■ **RECORD LIST**:
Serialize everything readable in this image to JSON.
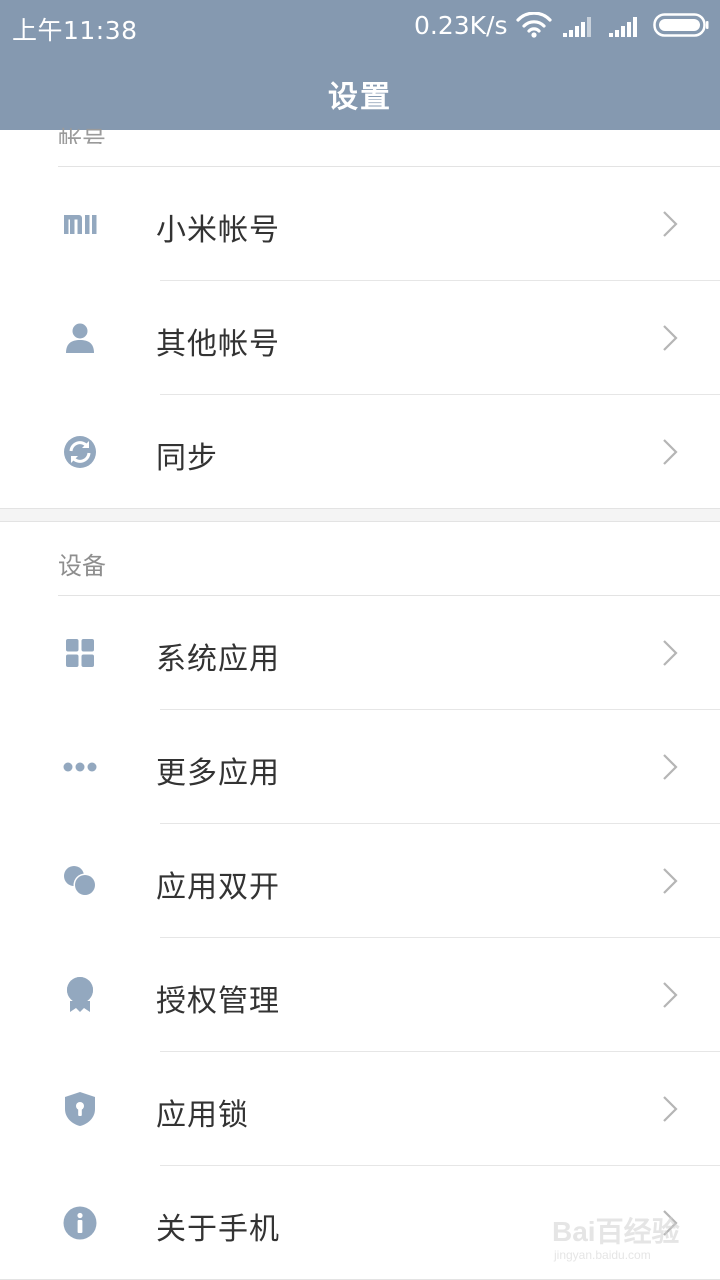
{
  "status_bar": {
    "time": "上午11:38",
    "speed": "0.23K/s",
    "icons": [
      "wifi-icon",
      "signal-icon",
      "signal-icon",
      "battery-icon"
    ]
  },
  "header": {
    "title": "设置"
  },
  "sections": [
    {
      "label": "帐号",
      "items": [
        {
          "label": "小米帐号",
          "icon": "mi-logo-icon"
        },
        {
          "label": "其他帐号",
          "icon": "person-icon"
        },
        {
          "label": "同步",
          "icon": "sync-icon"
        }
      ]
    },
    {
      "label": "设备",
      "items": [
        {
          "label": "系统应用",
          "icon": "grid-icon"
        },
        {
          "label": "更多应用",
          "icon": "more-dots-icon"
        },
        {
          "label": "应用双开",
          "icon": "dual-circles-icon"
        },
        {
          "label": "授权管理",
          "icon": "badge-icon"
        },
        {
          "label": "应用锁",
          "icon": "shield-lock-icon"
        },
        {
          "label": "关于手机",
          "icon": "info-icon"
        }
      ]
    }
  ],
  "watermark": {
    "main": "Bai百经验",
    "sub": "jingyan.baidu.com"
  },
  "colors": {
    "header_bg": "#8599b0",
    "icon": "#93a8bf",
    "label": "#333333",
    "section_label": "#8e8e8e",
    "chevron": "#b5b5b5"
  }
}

■ **OBJECTIVE**:
Output the records above exactly; leave out the pictures.

■ **SOLUTION FOR THIS PROBLEM**:
Serialize everything readable in this image to JSON.
{
  "status_bar": {
    "time": "上午11:38",
    "speed": "0.23K/s",
    "icons": [
      "wifi-icon",
      "signal-icon",
      "signal-icon",
      "battery-icon"
    ]
  },
  "header": {
    "title": "设置"
  },
  "sections": [
    {
      "label": "帐号",
      "items": [
        {
          "label": "小米帐号",
          "icon": "mi-logo-icon"
        },
        {
          "label": "其他帐号",
          "icon": "person-icon"
        },
        {
          "label": "同步",
          "icon": "sync-icon"
        }
      ]
    },
    {
      "label": "设备",
      "items": [
        {
          "label": "系统应用",
          "icon": "grid-icon"
        },
        {
          "label": "更多应用",
          "icon": "more-dots-icon"
        },
        {
          "label": "应用双开",
          "icon": "dual-circles-icon"
        },
        {
          "label": "授权管理",
          "icon": "badge-icon"
        },
        {
          "label": "应用锁",
          "icon": "shield-lock-icon"
        },
        {
          "label": "关于手机",
          "icon": "info-icon"
        }
      ]
    }
  ],
  "watermark": {
    "main": "Bai百经验",
    "sub": "jingyan.baidu.com"
  },
  "colors": {
    "header_bg": "#8599b0",
    "icon": "#93a8bf",
    "label": "#333333",
    "section_label": "#8e8e8e",
    "chevron": "#b5b5b5"
  }
}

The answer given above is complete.